What the task asks
Write out the records below word for word, please.

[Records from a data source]
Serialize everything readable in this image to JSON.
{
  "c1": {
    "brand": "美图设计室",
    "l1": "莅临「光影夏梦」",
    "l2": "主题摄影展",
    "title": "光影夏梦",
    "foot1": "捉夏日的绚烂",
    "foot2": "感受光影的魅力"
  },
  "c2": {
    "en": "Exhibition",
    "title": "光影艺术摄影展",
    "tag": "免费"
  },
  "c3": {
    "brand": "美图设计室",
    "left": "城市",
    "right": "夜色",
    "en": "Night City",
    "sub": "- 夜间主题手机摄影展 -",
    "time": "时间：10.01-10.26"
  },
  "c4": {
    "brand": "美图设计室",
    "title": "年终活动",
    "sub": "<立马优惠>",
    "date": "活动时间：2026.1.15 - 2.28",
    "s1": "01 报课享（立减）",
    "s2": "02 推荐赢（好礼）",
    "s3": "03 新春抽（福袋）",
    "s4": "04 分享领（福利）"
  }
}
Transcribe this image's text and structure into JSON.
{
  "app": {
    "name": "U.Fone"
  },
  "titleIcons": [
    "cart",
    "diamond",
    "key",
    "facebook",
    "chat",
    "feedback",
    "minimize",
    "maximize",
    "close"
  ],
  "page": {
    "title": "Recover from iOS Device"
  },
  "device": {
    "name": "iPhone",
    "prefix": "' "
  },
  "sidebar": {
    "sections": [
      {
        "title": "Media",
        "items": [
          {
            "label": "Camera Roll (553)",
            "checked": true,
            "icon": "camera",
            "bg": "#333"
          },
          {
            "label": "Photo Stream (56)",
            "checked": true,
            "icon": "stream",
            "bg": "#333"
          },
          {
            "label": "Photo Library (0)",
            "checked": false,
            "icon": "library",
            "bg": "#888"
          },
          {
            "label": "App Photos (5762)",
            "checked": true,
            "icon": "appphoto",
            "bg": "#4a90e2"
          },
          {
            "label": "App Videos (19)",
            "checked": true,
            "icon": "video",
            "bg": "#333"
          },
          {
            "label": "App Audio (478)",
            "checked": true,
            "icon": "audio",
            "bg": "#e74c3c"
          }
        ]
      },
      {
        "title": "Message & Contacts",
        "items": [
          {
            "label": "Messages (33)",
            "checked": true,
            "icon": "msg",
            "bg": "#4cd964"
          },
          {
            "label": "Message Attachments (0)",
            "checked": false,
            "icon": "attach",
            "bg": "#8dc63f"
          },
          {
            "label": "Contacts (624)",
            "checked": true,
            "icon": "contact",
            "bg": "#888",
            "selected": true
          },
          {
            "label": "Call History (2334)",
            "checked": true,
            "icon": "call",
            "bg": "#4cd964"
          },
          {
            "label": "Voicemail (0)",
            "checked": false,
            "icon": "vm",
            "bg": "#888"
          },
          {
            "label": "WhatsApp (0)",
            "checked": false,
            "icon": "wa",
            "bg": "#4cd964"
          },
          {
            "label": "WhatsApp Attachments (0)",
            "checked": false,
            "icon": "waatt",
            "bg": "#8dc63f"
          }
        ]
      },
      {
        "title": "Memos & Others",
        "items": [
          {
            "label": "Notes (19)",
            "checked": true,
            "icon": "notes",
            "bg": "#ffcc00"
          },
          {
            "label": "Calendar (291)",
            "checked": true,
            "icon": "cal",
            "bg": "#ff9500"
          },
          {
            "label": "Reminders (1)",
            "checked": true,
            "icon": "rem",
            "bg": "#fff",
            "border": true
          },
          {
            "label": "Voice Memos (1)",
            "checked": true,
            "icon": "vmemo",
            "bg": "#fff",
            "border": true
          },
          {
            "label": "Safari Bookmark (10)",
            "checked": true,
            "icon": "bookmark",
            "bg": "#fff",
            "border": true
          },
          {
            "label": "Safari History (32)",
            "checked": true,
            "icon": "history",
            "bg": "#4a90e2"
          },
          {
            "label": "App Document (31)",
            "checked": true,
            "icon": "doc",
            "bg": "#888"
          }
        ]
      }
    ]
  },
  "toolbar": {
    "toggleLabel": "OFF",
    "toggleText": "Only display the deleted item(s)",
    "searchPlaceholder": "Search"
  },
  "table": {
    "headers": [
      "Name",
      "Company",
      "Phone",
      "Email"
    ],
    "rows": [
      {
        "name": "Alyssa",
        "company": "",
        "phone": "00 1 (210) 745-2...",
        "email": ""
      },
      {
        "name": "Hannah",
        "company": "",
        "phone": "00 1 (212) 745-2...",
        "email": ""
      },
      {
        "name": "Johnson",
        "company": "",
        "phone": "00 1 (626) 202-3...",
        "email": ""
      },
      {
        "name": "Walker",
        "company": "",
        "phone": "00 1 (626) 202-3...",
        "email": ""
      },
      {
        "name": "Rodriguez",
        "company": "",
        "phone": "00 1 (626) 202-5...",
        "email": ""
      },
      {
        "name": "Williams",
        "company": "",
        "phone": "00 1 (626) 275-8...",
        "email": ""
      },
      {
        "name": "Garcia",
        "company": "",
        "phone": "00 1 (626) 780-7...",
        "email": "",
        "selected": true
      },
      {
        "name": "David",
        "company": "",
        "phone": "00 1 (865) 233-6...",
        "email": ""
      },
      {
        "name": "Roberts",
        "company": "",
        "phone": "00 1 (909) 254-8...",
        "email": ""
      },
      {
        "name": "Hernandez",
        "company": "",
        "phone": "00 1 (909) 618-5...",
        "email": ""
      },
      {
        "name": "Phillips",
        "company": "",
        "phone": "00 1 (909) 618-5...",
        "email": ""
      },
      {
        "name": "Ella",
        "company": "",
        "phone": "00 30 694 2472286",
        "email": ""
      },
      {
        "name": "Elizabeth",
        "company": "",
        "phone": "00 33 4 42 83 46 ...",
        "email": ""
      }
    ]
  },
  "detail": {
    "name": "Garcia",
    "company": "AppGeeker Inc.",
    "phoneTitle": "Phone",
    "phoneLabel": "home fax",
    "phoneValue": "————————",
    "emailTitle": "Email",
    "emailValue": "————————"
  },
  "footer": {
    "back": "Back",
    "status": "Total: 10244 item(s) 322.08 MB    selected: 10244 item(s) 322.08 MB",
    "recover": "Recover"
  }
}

Exercise solution
Serialize everything readable in this image to JSON.
{
  "c1": {
    "brand": "美图设计室",
    "l1": "莅临「光影夏梦」",
    "l2": "主题摄影展",
    "title": "光影夏梦",
    "foot1": "捉夏日的绚烂",
    "foot2": "感受光影的魅力"
  },
  "c2": {
    "en": "Exhibition",
    "title": "光影艺术摄影展",
    "tag": "免费"
  },
  "c3": {
    "brand": "美图设计室",
    "left": "城市",
    "right": "夜色",
    "en": "Night City",
    "sub": "- 夜间主题手机摄影展 -",
    "time": "时间：10.01-10.26"
  },
  "c4": {
    "brand": "美图设计室",
    "title": "年终活动",
    "sub": "<立马优惠>",
    "date": "活动时间：2026.1.15 - 2.28",
    "s1": "01 报课享（立减）",
    "s2": "02 推荐赢（好礼）",
    "s3": "03 新春抽（福袋）",
    "s4": "04 分享领（福利）"
  }
}
Transcribe this image's text and structure into JSON.
{
  "app": {
    "name": "U.Fone"
  },
  "titleIcons": [
    "cart",
    "diamond",
    "key",
    "facebook",
    "chat",
    "feedback",
    "minimize",
    "maximize",
    "close"
  ],
  "page": {
    "title": "Recover from iOS Device"
  },
  "device": {
    "name": "iPhone",
    "prefix": "' "
  },
  "sidebar": {
    "sections": [
      {
        "title": "Media",
        "items": [
          {
            "label": "Camera Roll (553)",
            "checked": true,
            "icon": "camera",
            "bg": "#333"
          },
          {
            "label": "Photo Stream (56)",
            "checked": true,
            "icon": "stream",
            "bg": "#333"
          },
          {
            "label": "Photo Library (0)",
            "checked": false,
            "icon": "library",
            "bg": "#888"
          },
          {
            "label": "App Photos (5762)",
            "checked": true,
            "icon": "appphoto",
            "bg": "#4a90e2"
          },
          {
            "label": "App Videos (19)",
            "checked": true,
            "icon": "video",
            "bg": "#333"
          },
          {
            "label": "App Audio (478)",
            "checked": true,
            "icon": "audio",
            "bg": "#e74c3c"
          }
        ]
      },
      {
        "title": "Message & Contacts",
        "items": [
          {
            "label": "Messages (33)",
            "checked": true,
            "icon": "msg",
            "bg": "#4cd964"
          },
          {
            "label": "Message Attachments (0)",
            "checked": false,
            "icon": "attach",
            "bg": "#8dc63f"
          },
          {
            "label": "Contacts (624)",
            "checked": true,
            "icon": "contact",
            "bg": "#888",
            "selected": true
          },
          {
            "label": "Call History (2334)",
            "checked": true,
            "icon": "call",
            "bg": "#4cd964"
          },
          {
            "label": "Voicemail (0)",
            "checked": false,
            "icon": "vm",
            "bg": "#888"
          },
          {
            "label": "WhatsApp (0)",
            "checked": false,
            "icon": "wa",
            "bg": "#4cd964"
          },
          {
            "label": "WhatsApp Attachments (0)",
            "checked": false,
            "icon": "waatt",
            "bg": "#8dc63f"
          }
        ]
      },
      {
        "title": "Memos & Others",
        "items": [
          {
            "label": "Notes (19)",
            "checked": true,
            "icon": "notes",
            "bg": "#ffcc00"
          },
          {
            "label": "Calendar (291)",
            "checked": true,
            "icon": "cal",
            "bg": "#ff9500"
          },
          {
            "label": "Reminders (1)",
            "checked": true,
            "icon": "rem",
            "bg": "#fff",
            "border": true
          },
          {
            "label": "Voice Memos (1)",
            "checked": true,
            "icon": "vmemo",
            "bg": "#fff",
            "border": true
          },
          {
            "label": "Safari Bookmark (10)",
            "checked": true,
            "icon": "bookmark",
            "bg": "#fff",
            "border": true
          },
          {
            "label": "Safari History (32)",
            "checked": true,
            "icon": "history",
            "bg": "#4a90e2"
          },
          {
            "label": "App Document (31)",
            "checked": true,
            "icon": "doc",
            "bg": "#888"
          }
        ]
      }
    ]
  },
  "toolbar": {
    "toggleLabel": "OFF",
    "toggleText": "Only display the deleted item(s)",
    "searchPlaceholder": "Search"
  },
  "table": {
    "headers": [
      "Name",
      "Company",
      "Phone",
      "Email"
    ],
    "rows": [
      {
        "name": "Alyssa",
        "company": "",
        "phone": "00 1 (210) 745-2...",
        "email": ""
      },
      {
        "name": "Hannah",
        "company": "",
        "phone": "00 1 (212) 745-2...",
        "email": ""
      },
      {
        "name": "Johnson",
        "company": "",
        "phone": "00 1 (626) 202-3...",
        "email": ""
      },
      {
        "name": "Walker",
        "company": "",
        "phone": "00 1 (626) 202-3...",
        "email": ""
      },
      {
        "name": "Rodriguez",
        "company": "",
        "phone": "00 1 (626) 202-5...",
        "email": ""
      },
      {
        "name": "Williams",
        "company": "",
        "phone": "00 1 (626) 275-8...",
        "email": ""
      },
      {
        "name": "Garcia",
        "company": "",
        "phone": "00 1 (626) 780-7...",
        "email": "",
        "selected": true
      },
      {
        "name": "David",
        "company": "",
        "phone": "00 1 (865) 233-6...",
        "email": ""
      },
      {
        "name": "Roberts",
        "company": "",
        "phone": "00 1 (909) 254-8...",
        "email": ""
      },
      {
        "name": "Hernandez",
        "company": "",
        "phone": "00 1 (909) 618-5...",
        "email": ""
      },
      {
        "name": "Phillips",
        "company": "",
        "phone": "00 1 (909) 618-5...",
        "email": ""
      },
      {
        "name": "Ella",
        "company": "",
        "phone": "00 30 694 2472286",
        "email": ""
      },
      {
        "name": "Elizabeth",
        "company": "",
        "phone": "00 33 4 42 83 46 ...",
        "email": ""
      }
    ]
  },
  "detail": {
    "name": "Garcia",
    "company": "AppGeeker Inc.",
    "phoneTitle": "Phone",
    "phoneLabel": "home fax",
    "phoneValue": "————————",
    "emailTitle": "Email",
    "emailValue": "————————"
  },
  "footer": {
    "back": "Back",
    "status": "Total: 10244 item(s) 322.08 MB    selected: 10244 item(s) 322.08 MB",
    "recover": "Recover"
  }
}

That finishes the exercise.